## Short task
Extract the full set of records that follows, word for word.

## Available data

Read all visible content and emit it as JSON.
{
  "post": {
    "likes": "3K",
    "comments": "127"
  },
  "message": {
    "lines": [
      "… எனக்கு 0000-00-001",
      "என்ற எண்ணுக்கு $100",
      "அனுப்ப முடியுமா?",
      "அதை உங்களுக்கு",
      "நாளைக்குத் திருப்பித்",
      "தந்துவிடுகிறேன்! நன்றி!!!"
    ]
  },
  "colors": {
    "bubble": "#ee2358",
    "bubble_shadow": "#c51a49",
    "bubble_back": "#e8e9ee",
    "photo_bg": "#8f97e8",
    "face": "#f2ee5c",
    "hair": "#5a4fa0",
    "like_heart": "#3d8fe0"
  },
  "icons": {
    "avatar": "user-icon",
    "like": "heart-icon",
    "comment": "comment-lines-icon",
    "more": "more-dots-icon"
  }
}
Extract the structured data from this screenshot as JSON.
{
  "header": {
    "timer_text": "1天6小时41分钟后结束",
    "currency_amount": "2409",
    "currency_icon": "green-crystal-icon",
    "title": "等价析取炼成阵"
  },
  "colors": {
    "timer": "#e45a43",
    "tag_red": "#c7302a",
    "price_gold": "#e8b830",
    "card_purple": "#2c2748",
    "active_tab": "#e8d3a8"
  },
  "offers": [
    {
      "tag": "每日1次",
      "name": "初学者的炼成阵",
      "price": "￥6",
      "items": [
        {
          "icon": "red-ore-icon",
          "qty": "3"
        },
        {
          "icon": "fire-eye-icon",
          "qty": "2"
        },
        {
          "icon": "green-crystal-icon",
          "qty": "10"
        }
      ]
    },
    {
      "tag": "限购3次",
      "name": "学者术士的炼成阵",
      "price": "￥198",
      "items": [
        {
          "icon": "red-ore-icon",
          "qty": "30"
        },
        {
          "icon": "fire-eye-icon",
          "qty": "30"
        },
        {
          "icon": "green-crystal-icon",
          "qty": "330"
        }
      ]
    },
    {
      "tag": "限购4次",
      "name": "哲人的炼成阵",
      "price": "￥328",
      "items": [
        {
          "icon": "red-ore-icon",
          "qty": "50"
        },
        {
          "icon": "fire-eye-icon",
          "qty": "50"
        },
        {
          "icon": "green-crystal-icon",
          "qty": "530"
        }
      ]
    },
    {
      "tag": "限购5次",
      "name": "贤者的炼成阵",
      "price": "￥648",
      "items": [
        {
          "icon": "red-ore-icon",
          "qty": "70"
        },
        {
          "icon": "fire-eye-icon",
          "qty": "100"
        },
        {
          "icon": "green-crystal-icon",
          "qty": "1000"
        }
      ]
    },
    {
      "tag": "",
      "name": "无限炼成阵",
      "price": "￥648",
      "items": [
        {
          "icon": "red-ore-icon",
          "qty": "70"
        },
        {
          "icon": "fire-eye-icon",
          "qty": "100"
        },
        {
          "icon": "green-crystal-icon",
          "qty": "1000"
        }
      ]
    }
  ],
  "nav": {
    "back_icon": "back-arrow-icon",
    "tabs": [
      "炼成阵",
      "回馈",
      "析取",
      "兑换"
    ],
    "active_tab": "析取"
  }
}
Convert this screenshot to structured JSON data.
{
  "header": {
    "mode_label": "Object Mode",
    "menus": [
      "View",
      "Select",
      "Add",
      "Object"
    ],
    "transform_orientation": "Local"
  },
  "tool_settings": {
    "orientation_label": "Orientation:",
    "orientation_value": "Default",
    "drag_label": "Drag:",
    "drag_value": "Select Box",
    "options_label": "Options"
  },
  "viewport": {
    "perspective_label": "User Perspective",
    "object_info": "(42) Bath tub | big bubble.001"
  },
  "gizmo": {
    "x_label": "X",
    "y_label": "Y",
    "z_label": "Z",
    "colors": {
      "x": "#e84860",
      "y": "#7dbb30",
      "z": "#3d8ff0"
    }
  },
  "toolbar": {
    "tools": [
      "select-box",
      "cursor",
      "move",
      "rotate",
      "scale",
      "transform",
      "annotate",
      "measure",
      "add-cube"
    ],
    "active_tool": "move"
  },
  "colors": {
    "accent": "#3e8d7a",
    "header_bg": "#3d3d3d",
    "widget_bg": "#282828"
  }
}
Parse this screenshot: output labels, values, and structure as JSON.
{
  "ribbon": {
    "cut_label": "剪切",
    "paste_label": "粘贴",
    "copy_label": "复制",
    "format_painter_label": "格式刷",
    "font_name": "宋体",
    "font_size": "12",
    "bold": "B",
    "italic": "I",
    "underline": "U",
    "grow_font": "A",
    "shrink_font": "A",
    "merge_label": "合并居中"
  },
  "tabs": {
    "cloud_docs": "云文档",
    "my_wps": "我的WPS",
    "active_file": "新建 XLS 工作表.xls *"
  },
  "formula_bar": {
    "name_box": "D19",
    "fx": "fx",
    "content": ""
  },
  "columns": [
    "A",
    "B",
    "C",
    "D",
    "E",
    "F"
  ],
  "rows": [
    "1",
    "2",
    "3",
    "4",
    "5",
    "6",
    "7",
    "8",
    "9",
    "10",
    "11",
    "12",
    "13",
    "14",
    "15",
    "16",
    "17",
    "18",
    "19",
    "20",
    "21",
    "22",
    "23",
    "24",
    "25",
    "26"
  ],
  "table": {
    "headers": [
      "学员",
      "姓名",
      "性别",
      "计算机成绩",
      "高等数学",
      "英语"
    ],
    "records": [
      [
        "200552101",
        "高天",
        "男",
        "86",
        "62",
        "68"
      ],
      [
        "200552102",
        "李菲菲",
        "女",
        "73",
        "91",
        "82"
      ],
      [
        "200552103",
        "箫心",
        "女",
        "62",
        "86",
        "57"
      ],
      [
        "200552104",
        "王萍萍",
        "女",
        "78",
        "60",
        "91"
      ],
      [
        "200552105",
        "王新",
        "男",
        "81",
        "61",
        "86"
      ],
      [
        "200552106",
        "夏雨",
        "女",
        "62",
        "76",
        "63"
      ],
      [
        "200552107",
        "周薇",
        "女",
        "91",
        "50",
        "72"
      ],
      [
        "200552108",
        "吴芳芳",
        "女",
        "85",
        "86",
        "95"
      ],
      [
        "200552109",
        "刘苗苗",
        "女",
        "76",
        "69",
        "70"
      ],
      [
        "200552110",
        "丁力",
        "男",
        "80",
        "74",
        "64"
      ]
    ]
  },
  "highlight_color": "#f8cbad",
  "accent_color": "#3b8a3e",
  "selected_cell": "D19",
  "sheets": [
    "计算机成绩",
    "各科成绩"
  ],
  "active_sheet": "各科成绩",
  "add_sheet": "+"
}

## Response for this exercise
Read all visible content and emit it as JSON.
{
  "post": {
    "likes": "3K",
    "comments": "127"
  },
  "message": {
    "lines": [
      "… எனக்கு 0000-00-001",
      "என்ற எண்ணுக்கு $100",
      "அனுப்ப முடியுமா?",
      "அதை உங்களுக்கு",
      "நாளைக்குத் திருப்பித்",
      "தந்துவிடுகிறேன்! நன்றி!!!"
    ]
  },
  "colors": {
    "bubble": "#ee2358",
    "bubble_shadow": "#c51a49",
    "bubble_back": "#e8e9ee",
    "photo_bg": "#8f97e8",
    "face": "#f2ee5c",
    "hair": "#5a4fa0",
    "like_heart": "#3d8fe0"
  },
  "icons": {
    "avatar": "user-icon",
    "like": "heart-icon",
    "comment": "comment-lines-icon",
    "more": "more-dots-icon"
  }
}
Extract the structured data from this screenshot as JSON.
{
  "header": {
    "timer_text": "1天6小时41分钟后结束",
    "currency_amount": "2409",
    "currency_icon": "green-crystal-icon",
    "title": "等价析取炼成阵"
  },
  "colors": {
    "timer": "#e45a43",
    "tag_red": "#c7302a",
    "price_gold": "#e8b830",
    "card_purple": "#2c2748",
    "active_tab": "#e8d3a8"
  },
  "offers": [
    {
      "tag": "每日1次",
      "name": "初学者的炼成阵",
      "price": "￥6",
      "items": [
        {
          "icon": "red-ore-icon",
          "qty": "3"
        },
        {
          "icon": "fire-eye-icon",
          "qty": "2"
        },
        {
          "icon": "green-crystal-icon",
          "qty": "10"
        }
      ]
    },
    {
      "tag": "限购3次",
      "name": "学者术士的炼成阵",
      "price": "￥198",
      "items": [
        {
          "icon": "red-ore-icon",
          "qty": "30"
        },
        {
          "icon": "fire-eye-icon",
          "qty": "30"
        },
        {
          "icon": "green-crystal-icon",
          "qty": "330"
        }
      ]
    },
    {
      "tag": "限购4次",
      "name": "哲人的炼成阵",
      "price": "￥328",
      "items": [
        {
          "icon": "red-ore-icon",
          "qty": "50"
        },
        {
          "icon": "fire-eye-icon",
          "qty": "50"
        },
        {
          "icon": "green-crystal-icon",
          "qty": "530"
        }
      ]
    },
    {
      "tag": "限购5次",
      "name": "贤者的炼成阵",
      "price": "￥648",
      "items": [
        {
          "icon": "red-ore-icon",
          "qty": "70"
        },
        {
          "icon": "fire-eye-icon",
          "qty": "100"
        },
        {
          "icon": "green-crystal-icon",
          "qty": "1000"
        }
      ]
    },
    {
      "tag": "",
      "name": "无限炼成阵",
      "price": "￥648",
      "items": [
        {
          "icon": "red-ore-icon",
          "qty": "70"
        },
        {
          "icon": "fire-eye-icon",
          "qty": "100"
        },
        {
          "icon": "green-crystal-icon",
          "qty": "1000"
        }
      ]
    }
  ],
  "nav": {
    "back_icon": "back-arrow-icon",
    "tabs": [
      "炼成阵",
      "回馈",
      "析取",
      "兑换"
    ],
    "active_tab": "析取"
  }
}
Convert this screenshot to structured JSON data.
{
  "header": {
    "mode_label": "Object Mode",
    "menus": [
      "View",
      "Select",
      "Add",
      "Object"
    ],
    "transform_orientation": "Local"
  },
  "tool_settings": {
    "orientation_label": "Orientation:",
    "orientation_value": "Default",
    "drag_label": "Drag:",
    "drag_value": "Select Box",
    "options_label": "Options"
  },
  "viewport": {
    "perspective_label": "User Perspective",
    "object_info": "(42) Bath tub | big bubble.001"
  },
  "gizmo": {
    "x_label": "X",
    "y_label": "Y",
    "z_label": "Z",
    "colors": {
      "x": "#e84860",
      "y": "#7dbb30",
      "z": "#3d8ff0"
    }
  },
  "toolbar": {
    "tools": [
      "select-box",
      "cursor",
      "move",
      "rotate",
      "scale",
      "transform",
      "annotate",
      "measure",
      "add-cube"
    ],
    "active_tool": "move"
  },
  "colors": {
    "accent": "#3e8d7a",
    "header_bg": "#3d3d3d",
    "widget_bg": "#282828"
  }
}
Parse this screenshot: output labels, values, and structure as JSON.
{
  "ribbon": {
    "cut_label": "剪切",
    "paste_label": "粘贴",
    "copy_label": "复制",
    "format_painter_label": "格式刷",
    "font_name": "宋体",
    "font_size": "12",
    "bold": "B",
    "italic": "I",
    "underline": "U",
    "grow_font": "A",
    "shrink_font": "A",
    "merge_label": "合并居中"
  },
  "tabs": {
    "cloud_docs": "云文档",
    "my_wps": "我的WPS",
    "active_file": "新建 XLS 工作表.xls *"
  },
  "formula_bar": {
    "name_box": "D19",
    "fx": "fx",
    "content": ""
  },
  "columns": [
    "A",
    "B",
    "C",
    "D",
    "E",
    "F"
  ],
  "rows": [
    "1",
    "2",
    "3",
    "4",
    "5",
    "6",
    "7",
    "8",
    "9",
    "10",
    "11",
    "12",
    "13",
    "14",
    "15",
    "16",
    "17",
    "18",
    "19",
    "20",
    "21",
    "22",
    "23",
    "24",
    "25",
    "26"
  ],
  "table": {
    "headers": [
      "学员",
      "姓名",
      "性别",
      "计算机成绩",
      "高等数学",
      "英语"
    ],
    "records": [
      [
        "200552101",
        "高天",
        "男",
        "86",
        "62",
        "68"
      ],
      [
        "200552102",
        "李菲菲",
        "女",
        "73",
        "91",
        "82"
      ],
      [
        "200552103",
        "箫心",
        "女",
        "62",
        "86",
        "57"
      ],
      [
        "200552104",
        "王萍萍",
        "女",
        "78",
        "60",
        "91"
      ],
      [
        "200552105",
        "王新",
        "男",
        "81",
        "61",
        "86"
      ],
      [
        "200552106",
        "夏雨",
        "女",
        "62",
        "76",
        "63"
      ],
      [
        "200552107",
        "周薇",
        "女",
        "91",
        "50",
        "72"
      ],
      [
        "200552108",
        "吴芳芳",
        "女",
        "85",
        "86",
        "95"
      ],
      [
        "200552109",
        "刘苗苗",
        "女",
        "76",
        "69",
        "70"
      ],
      [
        "200552110",
        "丁力",
        "男",
        "80",
        "74",
        "64"
      ]
    ]
  },
  "highlight_color": "#f8cbad",
  "accent_color": "#3b8a3e",
  "selected_cell": "D19",
  "sheets": [
    "计算机成绩",
    "各科成绩"
  ],
  "active_sheet": "各科成绩",
  "add_sheet": "+"
}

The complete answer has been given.